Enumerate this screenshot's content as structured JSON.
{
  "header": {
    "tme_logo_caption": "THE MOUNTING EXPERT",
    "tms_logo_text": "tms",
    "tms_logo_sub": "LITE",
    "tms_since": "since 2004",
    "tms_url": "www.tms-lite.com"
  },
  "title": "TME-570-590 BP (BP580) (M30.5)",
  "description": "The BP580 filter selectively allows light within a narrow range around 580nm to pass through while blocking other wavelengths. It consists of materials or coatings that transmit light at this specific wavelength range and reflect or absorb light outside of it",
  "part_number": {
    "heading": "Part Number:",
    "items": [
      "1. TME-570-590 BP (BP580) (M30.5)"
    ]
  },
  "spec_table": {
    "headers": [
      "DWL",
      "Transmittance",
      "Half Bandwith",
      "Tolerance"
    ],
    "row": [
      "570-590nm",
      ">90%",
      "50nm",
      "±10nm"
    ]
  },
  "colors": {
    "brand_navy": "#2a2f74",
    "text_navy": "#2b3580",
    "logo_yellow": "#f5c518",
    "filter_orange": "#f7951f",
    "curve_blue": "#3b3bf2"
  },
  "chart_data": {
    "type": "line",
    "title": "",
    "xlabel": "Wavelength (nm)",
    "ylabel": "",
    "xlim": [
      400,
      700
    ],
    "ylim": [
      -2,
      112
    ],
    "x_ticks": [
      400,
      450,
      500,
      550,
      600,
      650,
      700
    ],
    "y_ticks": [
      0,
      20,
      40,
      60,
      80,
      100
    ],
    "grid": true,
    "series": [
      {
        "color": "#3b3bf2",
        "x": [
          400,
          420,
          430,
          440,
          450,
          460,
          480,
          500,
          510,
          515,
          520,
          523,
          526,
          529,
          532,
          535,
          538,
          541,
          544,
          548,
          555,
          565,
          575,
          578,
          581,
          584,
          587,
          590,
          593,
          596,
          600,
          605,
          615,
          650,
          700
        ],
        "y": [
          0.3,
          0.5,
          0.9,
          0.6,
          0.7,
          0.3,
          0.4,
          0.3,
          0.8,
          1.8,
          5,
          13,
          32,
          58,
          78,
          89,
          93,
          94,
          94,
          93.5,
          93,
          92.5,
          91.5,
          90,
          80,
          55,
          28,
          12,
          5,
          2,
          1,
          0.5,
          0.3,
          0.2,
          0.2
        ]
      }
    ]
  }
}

TASK TO COMPLETE:
Transcribe the material above in its entirety. Match it exactly.

FULL ANSWER:
Enumerate this screenshot's content as structured JSON.
{
  "header": {
    "tme_logo_caption": "THE MOUNTING EXPERT",
    "tms_logo_text": "tms",
    "tms_logo_sub": "LITE",
    "tms_since": "since 2004",
    "tms_url": "www.tms-lite.com"
  },
  "title": "TME-570-590 BP (BP580) (M30.5)",
  "description": "The BP580 filter selectively allows light within a narrow range around 580nm to pass through while blocking other wavelengths. It consists of materials or coatings that transmit light at this specific wavelength range and reflect or absorb light outside of it",
  "part_number": {
    "heading": "Part Number:",
    "items": [
      "1. TME-570-590 BP (BP580) (M30.5)"
    ]
  },
  "spec_table": {
    "headers": [
      "DWL",
      "Transmittance",
      "Half Bandwith",
      "Tolerance"
    ],
    "row": [
      "570-590nm",
      ">90%",
      "50nm",
      "±10nm"
    ]
  },
  "colors": {
    "brand_navy": "#2a2f74",
    "text_navy": "#2b3580",
    "logo_yellow": "#f5c518",
    "filter_orange": "#f7951f",
    "curve_blue": "#3b3bf2"
  },
  "chart_data": {
    "type": "line",
    "title": "",
    "xlabel": "Wavelength (nm)",
    "ylabel": "",
    "xlim": [
      400,
      700
    ],
    "ylim": [
      -2,
      112
    ],
    "x_ticks": [
      400,
      450,
      500,
      550,
      600,
      650,
      700
    ],
    "y_ticks": [
      0,
      20,
      40,
      60,
      80,
      100
    ],
    "grid": true,
    "series": [
      {
        "color": "#3b3bf2",
        "x": [
          400,
          420,
          430,
          440,
          450,
          460,
          480,
          500,
          510,
          515,
          520,
          523,
          526,
          529,
          532,
          535,
          538,
          541,
          544,
          548,
          555,
          565,
          575,
          578,
          581,
          584,
          587,
          590,
          593,
          596,
          600,
          605,
          615,
          650,
          700
        ],
        "y": [
          0.3,
          0.5,
          0.9,
          0.6,
          0.7,
          0.3,
          0.4,
          0.3,
          0.8,
          1.8,
          5,
          13,
          32,
          58,
          78,
          89,
          93,
          94,
          94,
          93.5,
          93,
          92.5,
          91.5,
          90,
          80,
          55,
          28,
          12,
          5,
          2,
          1,
          0.5,
          0.3,
          0.2,
          0.2
        ]
      }
    ]
  }
}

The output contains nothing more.